» The request
Copy each line where the word "vývodu" occurs.

--- START Information supplied ---

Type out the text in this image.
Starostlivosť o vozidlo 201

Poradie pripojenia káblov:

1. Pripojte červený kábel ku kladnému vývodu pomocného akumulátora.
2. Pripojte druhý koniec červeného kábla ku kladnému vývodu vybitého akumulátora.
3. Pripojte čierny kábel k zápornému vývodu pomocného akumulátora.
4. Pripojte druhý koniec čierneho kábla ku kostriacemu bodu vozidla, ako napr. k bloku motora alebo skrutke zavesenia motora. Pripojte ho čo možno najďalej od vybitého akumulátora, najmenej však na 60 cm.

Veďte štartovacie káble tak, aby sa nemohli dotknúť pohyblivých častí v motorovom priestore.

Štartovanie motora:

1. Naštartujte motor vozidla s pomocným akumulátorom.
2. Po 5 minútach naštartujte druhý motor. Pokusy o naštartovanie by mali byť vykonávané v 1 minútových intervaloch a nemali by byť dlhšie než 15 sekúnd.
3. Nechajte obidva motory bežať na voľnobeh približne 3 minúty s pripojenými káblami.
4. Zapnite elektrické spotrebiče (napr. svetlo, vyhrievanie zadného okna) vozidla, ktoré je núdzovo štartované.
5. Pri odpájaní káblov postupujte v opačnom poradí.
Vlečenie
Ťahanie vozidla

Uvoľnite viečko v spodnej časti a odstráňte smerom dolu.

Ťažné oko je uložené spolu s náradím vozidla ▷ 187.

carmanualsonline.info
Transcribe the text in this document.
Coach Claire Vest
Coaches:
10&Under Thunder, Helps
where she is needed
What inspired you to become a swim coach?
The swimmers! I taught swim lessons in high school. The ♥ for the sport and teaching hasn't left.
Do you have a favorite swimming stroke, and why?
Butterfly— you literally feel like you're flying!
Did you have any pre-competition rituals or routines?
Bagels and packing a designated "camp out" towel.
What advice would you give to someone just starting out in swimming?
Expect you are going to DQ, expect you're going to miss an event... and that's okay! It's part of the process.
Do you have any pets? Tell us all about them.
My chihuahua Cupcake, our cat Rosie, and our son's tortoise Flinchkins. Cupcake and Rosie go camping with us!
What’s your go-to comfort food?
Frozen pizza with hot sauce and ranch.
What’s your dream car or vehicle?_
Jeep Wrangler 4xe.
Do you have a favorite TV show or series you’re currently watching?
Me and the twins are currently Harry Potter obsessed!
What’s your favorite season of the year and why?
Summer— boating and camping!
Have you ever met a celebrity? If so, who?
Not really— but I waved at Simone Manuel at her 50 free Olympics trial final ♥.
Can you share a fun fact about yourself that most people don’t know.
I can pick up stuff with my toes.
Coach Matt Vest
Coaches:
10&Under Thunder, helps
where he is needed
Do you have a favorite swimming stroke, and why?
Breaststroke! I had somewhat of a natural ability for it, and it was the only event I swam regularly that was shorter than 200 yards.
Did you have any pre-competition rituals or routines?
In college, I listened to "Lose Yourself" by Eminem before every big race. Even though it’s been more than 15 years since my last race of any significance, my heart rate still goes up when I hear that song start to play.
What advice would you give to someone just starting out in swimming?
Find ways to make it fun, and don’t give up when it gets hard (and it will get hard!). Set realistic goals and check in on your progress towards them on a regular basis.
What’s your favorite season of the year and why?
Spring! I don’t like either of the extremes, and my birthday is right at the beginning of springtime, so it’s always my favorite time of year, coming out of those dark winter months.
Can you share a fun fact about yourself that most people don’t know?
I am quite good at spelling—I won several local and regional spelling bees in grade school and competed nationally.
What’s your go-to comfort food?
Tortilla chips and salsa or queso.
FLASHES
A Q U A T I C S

--- END Information supplied ---

» Solution to the problem
1. Pripojte červený kábel ku kladnému vývodu pomocného akumulátora.
2. Pripojte druhý koniec červeného kábla ku kladnému vývodu vybitého akumulátora.
3. Pripojte čierny kábel k zápornému vývodu pomocného akumulátora.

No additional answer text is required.